**RECORDS FOR PROCESSING:**
-- begin --

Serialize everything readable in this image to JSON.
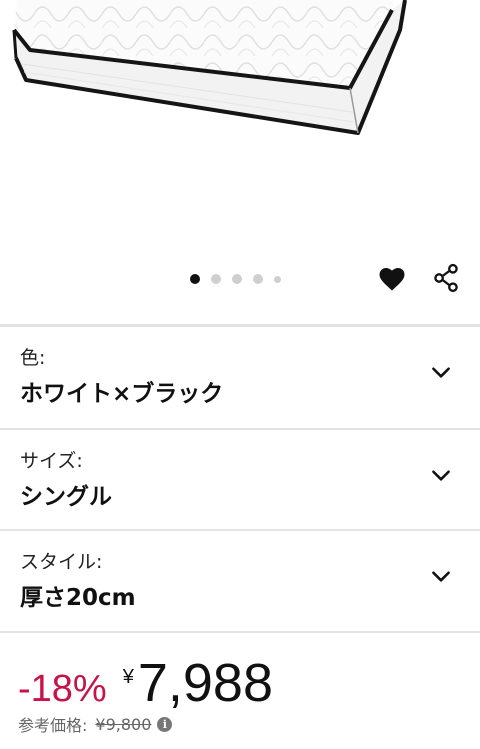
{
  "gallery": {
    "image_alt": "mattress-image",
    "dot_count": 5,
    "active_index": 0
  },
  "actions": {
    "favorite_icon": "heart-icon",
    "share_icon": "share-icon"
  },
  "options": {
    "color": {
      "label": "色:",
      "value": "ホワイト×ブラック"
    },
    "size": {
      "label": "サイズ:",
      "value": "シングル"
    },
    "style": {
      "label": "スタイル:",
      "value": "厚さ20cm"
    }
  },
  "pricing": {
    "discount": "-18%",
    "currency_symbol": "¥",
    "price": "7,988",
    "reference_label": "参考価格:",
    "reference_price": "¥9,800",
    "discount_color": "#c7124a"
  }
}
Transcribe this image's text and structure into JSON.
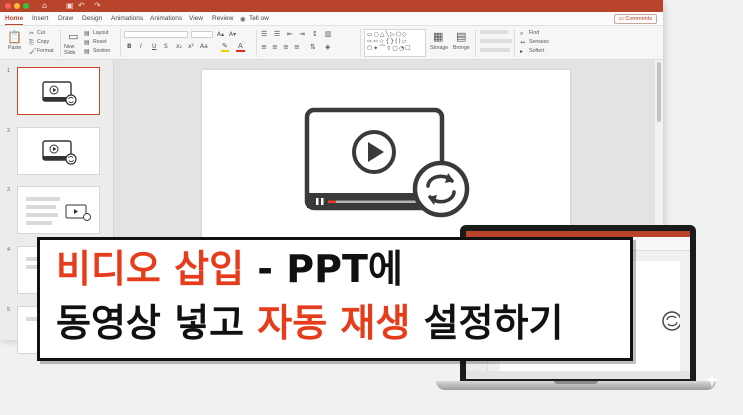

-- end --
-- begin --

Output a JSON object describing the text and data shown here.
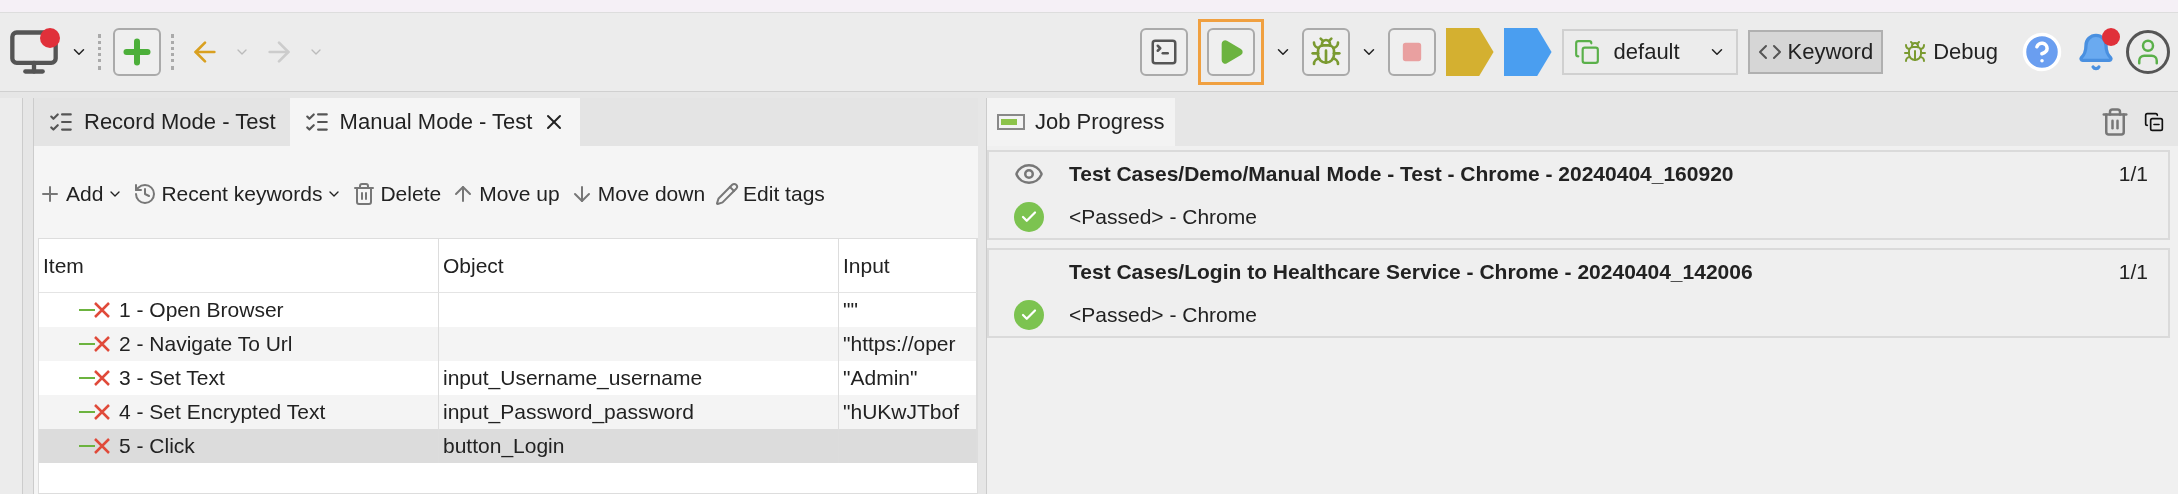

-- end --

Within the entries above, how many lines contain "text"? Respond with the number only.

2